═══ Record list

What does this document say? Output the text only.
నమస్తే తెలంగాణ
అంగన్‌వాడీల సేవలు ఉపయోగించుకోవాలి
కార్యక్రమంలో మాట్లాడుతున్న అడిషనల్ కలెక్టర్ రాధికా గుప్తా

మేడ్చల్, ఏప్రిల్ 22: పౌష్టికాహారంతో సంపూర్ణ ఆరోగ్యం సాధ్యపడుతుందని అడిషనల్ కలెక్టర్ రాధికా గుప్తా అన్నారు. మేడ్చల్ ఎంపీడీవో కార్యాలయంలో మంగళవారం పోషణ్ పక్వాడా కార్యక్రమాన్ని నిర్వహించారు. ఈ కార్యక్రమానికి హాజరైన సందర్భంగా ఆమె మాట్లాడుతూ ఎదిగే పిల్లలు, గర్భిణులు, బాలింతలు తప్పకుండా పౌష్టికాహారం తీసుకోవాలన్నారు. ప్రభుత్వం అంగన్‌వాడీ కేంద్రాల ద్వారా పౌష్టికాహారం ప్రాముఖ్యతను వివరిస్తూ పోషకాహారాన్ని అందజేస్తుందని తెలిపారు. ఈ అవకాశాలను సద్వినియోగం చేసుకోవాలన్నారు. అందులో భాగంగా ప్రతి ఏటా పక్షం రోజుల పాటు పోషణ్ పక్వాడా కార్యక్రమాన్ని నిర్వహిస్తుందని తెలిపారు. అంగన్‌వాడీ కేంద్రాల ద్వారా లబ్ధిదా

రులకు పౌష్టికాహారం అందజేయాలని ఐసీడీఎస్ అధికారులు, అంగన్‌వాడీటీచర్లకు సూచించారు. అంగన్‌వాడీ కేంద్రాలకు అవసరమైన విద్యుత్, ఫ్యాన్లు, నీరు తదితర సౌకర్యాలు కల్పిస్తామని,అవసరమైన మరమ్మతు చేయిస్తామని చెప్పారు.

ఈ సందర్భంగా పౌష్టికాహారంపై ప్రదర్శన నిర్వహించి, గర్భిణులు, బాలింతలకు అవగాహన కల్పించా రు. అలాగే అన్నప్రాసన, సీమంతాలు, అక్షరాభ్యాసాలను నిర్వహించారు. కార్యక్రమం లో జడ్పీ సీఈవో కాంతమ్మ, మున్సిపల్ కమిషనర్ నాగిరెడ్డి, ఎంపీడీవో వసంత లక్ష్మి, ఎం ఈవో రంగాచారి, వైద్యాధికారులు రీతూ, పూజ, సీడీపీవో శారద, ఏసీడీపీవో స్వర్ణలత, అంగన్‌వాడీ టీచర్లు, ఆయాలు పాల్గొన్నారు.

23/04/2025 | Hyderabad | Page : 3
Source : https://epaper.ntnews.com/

══════

• **Objective**: Print the whole listing exactly as it is.

• **Solution to this problem**:
What does this document say? Output the text only.
నమస్తే తెలంగాణ
అంగన్‌వాడీల సేవలు ఉపయోగించుకోవాలి
కార్యక్రమంలో మాట్లాడుతున్న అడిషనల్ కలెక్టర్ రాధికా గుప్తా

మేడ్చల్, ఏప్రిల్ 22: పౌష్టికాహారంతో సంపూర్ణ ఆరోగ్యం సాధ్యపడుతుందని అడిషనల్ కలెక్టర్ రాధికా గుప్తా అన్నారు. మేడ్చల్ ఎంపీడీవో కార్యాలయంలో మంగళవారం పోషణ్ పక్వాడా కార్యక్రమాన్ని నిర్వహించారు. ఈ కార్యక్రమానికి హాజరైన సందర్భంగా ఆమె మాట్లాడుతూ ఎదిగే పిల్లలు, గర్భిణులు, బాలింతలు తప్పకుండా పౌష్టికాహారం తీసుకోవాలన్నారు. ప్రభుత్వం అంగన్‌వాడీ కేంద్రాల ద్వారా పౌష్టికాహారం ప్రాముఖ్యతను వివరిస్తూ పోషకాహారాన్ని అందజేస్తుందని తెలిపారు. ఈ అవకాశాలను సద్వినియోగం చేసుకోవాలన్నారు. అందులో భాగంగా ప్రతి ఏటా పక్షం రోజుల పాటు పోషణ్ పక్వాడా కార్యక్రమాన్ని నిర్వహిస్తుందని తెలిపారు. అంగన్‌వాడీ కేంద్రాల ద్వారా లబ్ధిదా

రులకు పౌష్టికాహారం అందజేయాలని ఐసీడీఎస్ అధికారులు, అంగన్‌వాడీటీచర్లకు సూచించారు. అంగన్‌వాడీ కేంద్రాలకు అవసరమైన విద్యుత్, ఫ్యాన్లు, నీరు తదితర సౌకర్యాలు కల్పిస్తామని,అవసరమైన మరమ్మతు చేయిస్తామని చెప్పారు.

ఈ సందర్భంగా పౌష్టికాహారంపై ప్రదర్శన నిర్వహించి, గర్భిణులు, బాలింతలకు అవగాహన కల్పించా రు. అలాగే అన్నప్రాసన, సీమంతాలు, అక్షరాభ్యాసాలను నిర్వహించారు. కార్యక్రమం లో జడ్పీ సీఈవో కాంతమ్మ, మున్సిపల్ కమిషనర్ నాగిరెడ్డి, ఎంపీడీవో వసంత లక్ష్మి, ఎం ఈవో రంగాచారి, వైద్యాధికారులు రీతూ, పూజ, సీడీపీవో శారద, ఏసీడీపీవో స్వర్ణలత, అంగన్‌వాడీ టీచర్లు, ఆయాలు పాల్గొన్నారు.

23/04/2025 | Hyderabad | Page : 3
Source : https://epaper.ntnews.com/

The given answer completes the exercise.